YOUR GOAL » Print the entire listing. Each line must match the original exactly.
##########
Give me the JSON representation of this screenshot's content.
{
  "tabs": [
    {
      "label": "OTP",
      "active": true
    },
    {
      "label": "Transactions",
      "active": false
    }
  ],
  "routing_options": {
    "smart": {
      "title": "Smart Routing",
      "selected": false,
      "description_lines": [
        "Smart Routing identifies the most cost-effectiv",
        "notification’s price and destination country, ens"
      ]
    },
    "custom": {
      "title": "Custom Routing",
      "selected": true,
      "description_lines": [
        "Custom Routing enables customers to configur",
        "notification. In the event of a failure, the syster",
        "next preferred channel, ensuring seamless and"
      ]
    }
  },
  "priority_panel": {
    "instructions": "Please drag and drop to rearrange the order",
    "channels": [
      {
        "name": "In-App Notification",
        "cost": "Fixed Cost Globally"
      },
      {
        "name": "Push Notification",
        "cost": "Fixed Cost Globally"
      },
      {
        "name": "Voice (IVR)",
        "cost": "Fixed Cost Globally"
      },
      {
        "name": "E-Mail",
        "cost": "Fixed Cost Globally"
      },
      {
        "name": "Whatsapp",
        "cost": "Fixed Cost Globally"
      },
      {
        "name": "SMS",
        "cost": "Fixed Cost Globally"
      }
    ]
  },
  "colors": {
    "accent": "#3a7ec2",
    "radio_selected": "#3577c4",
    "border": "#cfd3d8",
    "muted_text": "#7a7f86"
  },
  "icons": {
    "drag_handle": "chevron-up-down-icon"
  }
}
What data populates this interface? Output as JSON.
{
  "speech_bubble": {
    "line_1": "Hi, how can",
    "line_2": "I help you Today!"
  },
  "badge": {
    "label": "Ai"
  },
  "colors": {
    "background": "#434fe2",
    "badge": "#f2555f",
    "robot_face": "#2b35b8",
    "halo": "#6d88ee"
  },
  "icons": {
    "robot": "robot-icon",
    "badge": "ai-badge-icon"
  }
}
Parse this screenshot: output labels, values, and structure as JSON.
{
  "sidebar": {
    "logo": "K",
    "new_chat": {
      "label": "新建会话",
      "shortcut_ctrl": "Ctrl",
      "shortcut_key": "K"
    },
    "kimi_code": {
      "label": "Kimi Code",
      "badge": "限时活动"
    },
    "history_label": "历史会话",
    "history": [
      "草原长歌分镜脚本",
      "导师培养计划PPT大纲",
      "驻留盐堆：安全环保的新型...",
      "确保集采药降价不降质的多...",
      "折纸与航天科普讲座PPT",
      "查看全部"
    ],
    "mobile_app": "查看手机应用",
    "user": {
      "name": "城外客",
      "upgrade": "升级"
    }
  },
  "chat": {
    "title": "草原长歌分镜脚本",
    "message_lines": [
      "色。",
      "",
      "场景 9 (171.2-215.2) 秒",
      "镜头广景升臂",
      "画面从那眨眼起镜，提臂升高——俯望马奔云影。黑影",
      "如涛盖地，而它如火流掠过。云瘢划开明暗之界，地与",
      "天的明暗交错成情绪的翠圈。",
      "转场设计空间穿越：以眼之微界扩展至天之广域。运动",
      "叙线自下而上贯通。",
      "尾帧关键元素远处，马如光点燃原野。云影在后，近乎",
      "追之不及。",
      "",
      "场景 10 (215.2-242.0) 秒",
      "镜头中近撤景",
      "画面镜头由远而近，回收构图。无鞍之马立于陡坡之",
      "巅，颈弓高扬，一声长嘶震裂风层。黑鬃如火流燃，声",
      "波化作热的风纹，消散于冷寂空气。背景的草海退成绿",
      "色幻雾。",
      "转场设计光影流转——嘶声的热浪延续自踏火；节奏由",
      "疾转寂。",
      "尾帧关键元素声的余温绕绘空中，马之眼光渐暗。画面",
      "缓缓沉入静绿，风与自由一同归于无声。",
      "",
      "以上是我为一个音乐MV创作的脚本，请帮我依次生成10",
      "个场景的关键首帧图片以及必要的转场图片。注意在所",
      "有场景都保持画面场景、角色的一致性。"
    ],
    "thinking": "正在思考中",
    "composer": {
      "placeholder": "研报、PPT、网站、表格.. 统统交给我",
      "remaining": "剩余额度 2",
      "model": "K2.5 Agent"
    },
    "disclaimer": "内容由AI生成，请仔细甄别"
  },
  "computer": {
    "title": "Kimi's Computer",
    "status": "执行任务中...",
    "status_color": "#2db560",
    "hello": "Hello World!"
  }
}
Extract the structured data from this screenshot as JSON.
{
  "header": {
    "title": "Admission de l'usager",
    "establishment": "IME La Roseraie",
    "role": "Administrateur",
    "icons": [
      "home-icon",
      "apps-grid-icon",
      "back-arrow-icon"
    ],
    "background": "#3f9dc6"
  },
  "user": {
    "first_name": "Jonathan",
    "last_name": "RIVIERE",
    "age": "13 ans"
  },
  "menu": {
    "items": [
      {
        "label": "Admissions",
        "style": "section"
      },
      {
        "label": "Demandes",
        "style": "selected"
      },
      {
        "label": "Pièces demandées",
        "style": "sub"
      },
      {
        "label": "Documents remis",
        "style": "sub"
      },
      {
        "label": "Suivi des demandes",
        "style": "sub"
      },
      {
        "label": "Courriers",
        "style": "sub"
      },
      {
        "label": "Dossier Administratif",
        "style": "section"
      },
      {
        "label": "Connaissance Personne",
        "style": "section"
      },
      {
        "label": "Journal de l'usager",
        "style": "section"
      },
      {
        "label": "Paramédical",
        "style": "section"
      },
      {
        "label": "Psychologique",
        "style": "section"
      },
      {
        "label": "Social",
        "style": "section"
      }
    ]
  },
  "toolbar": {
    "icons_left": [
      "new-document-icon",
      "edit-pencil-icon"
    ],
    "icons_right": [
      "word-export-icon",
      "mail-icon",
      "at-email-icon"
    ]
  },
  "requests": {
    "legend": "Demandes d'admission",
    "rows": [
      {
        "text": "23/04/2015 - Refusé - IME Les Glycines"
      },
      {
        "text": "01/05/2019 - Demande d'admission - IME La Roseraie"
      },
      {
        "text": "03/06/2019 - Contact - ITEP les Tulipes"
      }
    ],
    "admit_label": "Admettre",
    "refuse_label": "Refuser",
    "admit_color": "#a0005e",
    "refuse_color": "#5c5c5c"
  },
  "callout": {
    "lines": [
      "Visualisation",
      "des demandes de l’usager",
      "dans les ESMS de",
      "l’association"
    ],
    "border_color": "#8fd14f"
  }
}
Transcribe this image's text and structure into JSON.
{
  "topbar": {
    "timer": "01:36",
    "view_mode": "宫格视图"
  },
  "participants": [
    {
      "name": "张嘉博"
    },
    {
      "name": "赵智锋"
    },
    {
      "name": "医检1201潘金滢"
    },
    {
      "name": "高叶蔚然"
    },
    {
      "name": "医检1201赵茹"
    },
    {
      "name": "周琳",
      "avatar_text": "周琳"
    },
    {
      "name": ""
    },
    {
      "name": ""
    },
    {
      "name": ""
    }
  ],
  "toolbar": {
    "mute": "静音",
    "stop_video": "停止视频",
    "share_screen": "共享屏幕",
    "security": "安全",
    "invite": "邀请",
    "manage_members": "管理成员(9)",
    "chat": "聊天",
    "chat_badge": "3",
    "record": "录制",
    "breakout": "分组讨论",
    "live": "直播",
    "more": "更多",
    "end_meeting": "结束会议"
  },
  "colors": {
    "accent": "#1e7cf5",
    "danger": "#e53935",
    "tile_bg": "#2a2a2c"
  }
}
##########
SOLUTION TO THIS TASK »
Give me the JSON representation of this screenshot's content.
{
  "tabs": [
    {
      "label": "OTP",
      "active": true
    },
    {
      "label": "Transactions",
      "active": false
    }
  ],
  "routing_options": {
    "smart": {
      "title": "Smart Routing",
      "selected": false,
      "description_lines": [
        "Smart Routing identifies the most cost-effectiv",
        "notification’s price and destination country, ens"
      ]
    },
    "custom": {
      "title": "Custom Routing",
      "selected": true,
      "description_lines": [
        "Custom Routing enables customers to configur",
        "notification. In the event of a failure, the syster",
        "next preferred channel, ensuring seamless and"
      ]
    }
  },
  "priority_panel": {
    "instructions": "Please drag and drop to rearrange the order",
    "channels": [
      {
        "name": "In-App Notification",
        "cost": "Fixed Cost Globally"
      },
      {
        "name": "Push Notification",
        "cost": "Fixed Cost Globally"
      },
      {
        "name": "Voice (IVR)",
        "cost": "Fixed Cost Globally"
      },
      {
        "name": "E-Mail",
        "cost": "Fixed Cost Globally"
      },
      {
        "name": "Whatsapp",
        "cost": "Fixed Cost Globally"
      },
      {
        "name": "SMS",
        "cost": "Fixed Cost Globally"
      }
    ]
  },
  "colors": {
    "accent": "#3a7ec2",
    "radio_selected": "#3577c4",
    "border": "#cfd3d8",
    "muted_text": "#7a7f86"
  },
  "icons": {
    "drag_handle": "chevron-up-down-icon"
  }
}
What data populates this interface? Output as JSON.
{
  "speech_bubble": {
    "line_1": "Hi, how can",
    "line_2": "I help you Today!"
  },
  "badge": {
    "label": "Ai"
  },
  "colors": {
    "background": "#434fe2",
    "badge": "#f2555f",
    "robot_face": "#2b35b8",
    "halo": "#6d88ee"
  },
  "icons": {
    "robot": "robot-icon",
    "badge": "ai-badge-icon"
  }
}
Parse this screenshot: output labels, values, and structure as JSON.
{
  "sidebar": {
    "logo": "K",
    "new_chat": {
      "label": "新建会话",
      "shortcut_ctrl": "Ctrl",
      "shortcut_key": "K"
    },
    "kimi_code": {
      "label": "Kimi Code",
      "badge": "限时活动"
    },
    "history_label": "历史会话",
    "history": [
      "草原长歌分镜脚本",
      "导师培养计划PPT大纲",
      "驻留盐堆：安全环保的新型...",
      "确保集采药降价不降质的多...",
      "折纸与航天科普讲座PPT",
      "查看全部"
    ],
    "mobile_app": "查看手机应用",
    "user": {
      "name": "城外客",
      "upgrade": "升级"
    }
  },
  "chat": {
    "title": "草原长歌分镜脚本",
    "message_lines": [
      "色。",
      "",
      "场景 9 (171.2-215.2) 秒",
      "镜头广景升臂",
      "画面从那眨眼起镜，提臂升高——俯望马奔云影。黑影",
      "如涛盖地，而它如火流掠过。云瘢划开明暗之界，地与",
      "天的明暗交错成情绪的翠圈。",
      "转场设计空间穿越：以眼之微界扩展至天之广域。运动",
      "叙线自下而上贯通。",
      "尾帧关键元素远处，马如光点燃原野。云影在后，近乎",
      "追之不及。",
      "",
      "场景 10 (215.2-242.0) 秒",
      "镜头中近撤景",
      "画面镜头由远而近，回收构图。无鞍之马立于陡坡之",
      "巅，颈弓高扬，一声长嘶震裂风层。黑鬃如火流燃，声",
      "波化作热的风纹，消散于冷寂空气。背景的草海退成绿",
      "色幻雾。",
      "转场设计光影流转——嘶声的热浪延续自踏火；节奏由",
      "疾转寂。",
      "尾帧关键元素声的余温绕绘空中，马之眼光渐暗。画面",
      "缓缓沉入静绿，风与自由一同归于无声。",
      "",
      "以上是我为一个音乐MV创作的脚本，请帮我依次生成10",
      "个场景的关键首帧图片以及必要的转场图片。注意在所",
      "有场景都保持画面场景、角色的一致性。"
    ],
    "thinking": "正在思考中",
    "composer": {
      "placeholder": "研报、PPT、网站、表格.. 统统交给我",
      "remaining": "剩余额度 2",
      "model": "K2.5 Agent"
    },
    "disclaimer": "内容由AI生成，请仔细甄别"
  },
  "computer": {
    "title": "Kimi's Computer",
    "status": "执行任务中...",
    "status_color": "#2db560",
    "hello": "Hello World!"
  }
}
Extract the structured data from this screenshot as JSON.
{
  "header": {
    "title": "Admission de l'usager",
    "establishment": "IME La Roseraie",
    "role": "Administrateur",
    "icons": [
      "home-icon",
      "apps-grid-icon",
      "back-arrow-icon"
    ],
    "background": "#3f9dc6"
  },
  "user": {
    "first_name": "Jonathan",
    "last_name": "RIVIERE",
    "age": "13 ans"
  },
  "menu": {
    "items": [
      {
        "label": "Admissions",
        "style": "section"
      },
      {
        "label": "Demandes",
        "style": "selected"
      },
      {
        "label": "Pièces demandées",
        "style": "sub"
      },
      {
        "label": "Documents remis",
        "style": "sub"
      },
      {
        "label": "Suivi des demandes",
        "style": "sub"
      },
      {
        "label": "Courriers",
        "style": "sub"
      },
      {
        "label": "Dossier Administratif",
        "style": "section"
      },
      {
        "label": "Connaissance Personne",
        "style": "section"
      },
      {
        "label": "Journal de l'usager",
        "style": "section"
      },
      {
        "label": "Paramédical",
        "style": "section"
      },
      {
        "label": "Psychologique",
        "style": "section"
      },
      {
        "label": "Social",
        "style": "section"
      }
    ]
  },
  "toolbar": {
    "icons_left": [
      "new-document-icon",
      "edit-pencil-icon"
    ],
    "icons_right": [
      "word-export-icon",
      "mail-icon",
      "at-email-icon"
    ]
  },
  "requests": {
    "legend": "Demandes d'admission",
    "rows": [
      {
        "text": "23/04/2015 - Refusé - IME Les Glycines"
      },
      {
        "text": "01/05/2019 - Demande d'admission - IME La Roseraie"
      },
      {
        "text": "03/06/2019 - Contact - ITEP les Tulipes"
      }
    ],
    "admit_label": "Admettre",
    "refuse_label": "Refuser",
    "admit_color": "#a0005e",
    "refuse_color": "#5c5c5c"
  },
  "callout": {
    "lines": [
      "Visualisation",
      "des demandes de l’usager",
      "dans les ESMS de",
      "l’association"
    ],
    "border_color": "#8fd14f"
  }
}
Transcribe this image's text and structure into JSON.
{
  "topbar": {
    "timer": "01:36",
    "view_mode": "宫格视图"
  },
  "participants": [
    {
      "name": "张嘉博"
    },
    {
      "name": "赵智锋"
    },
    {
      "name": "医检1201潘金滢"
    },
    {
      "name": "高叶蔚然"
    },
    {
      "name": "医检1201赵茹"
    },
    {
      "name": "周琳",
      "avatar_text": "周琳"
    },
    {
      "name": ""
    },
    {
      "name": ""
    },
    {
      "name": ""
    }
  ],
  "toolbar": {
    "mute": "静音",
    "stop_video": "停止视频",
    "share_screen": "共享屏幕",
    "security": "安全",
    "invite": "邀请",
    "manage_members": "管理成员(9)",
    "chat": "聊天",
    "chat_badge": "3",
    "record": "录制",
    "breakout": "分组讨论",
    "live": "直播",
    "more": "更多",
    "end_meeting": "结束会议"
  },
  "colors": {
    "accent": "#1e7cf5",
    "danger": "#e53935",
    "tile_bg": "#2a2a2c"
  }
}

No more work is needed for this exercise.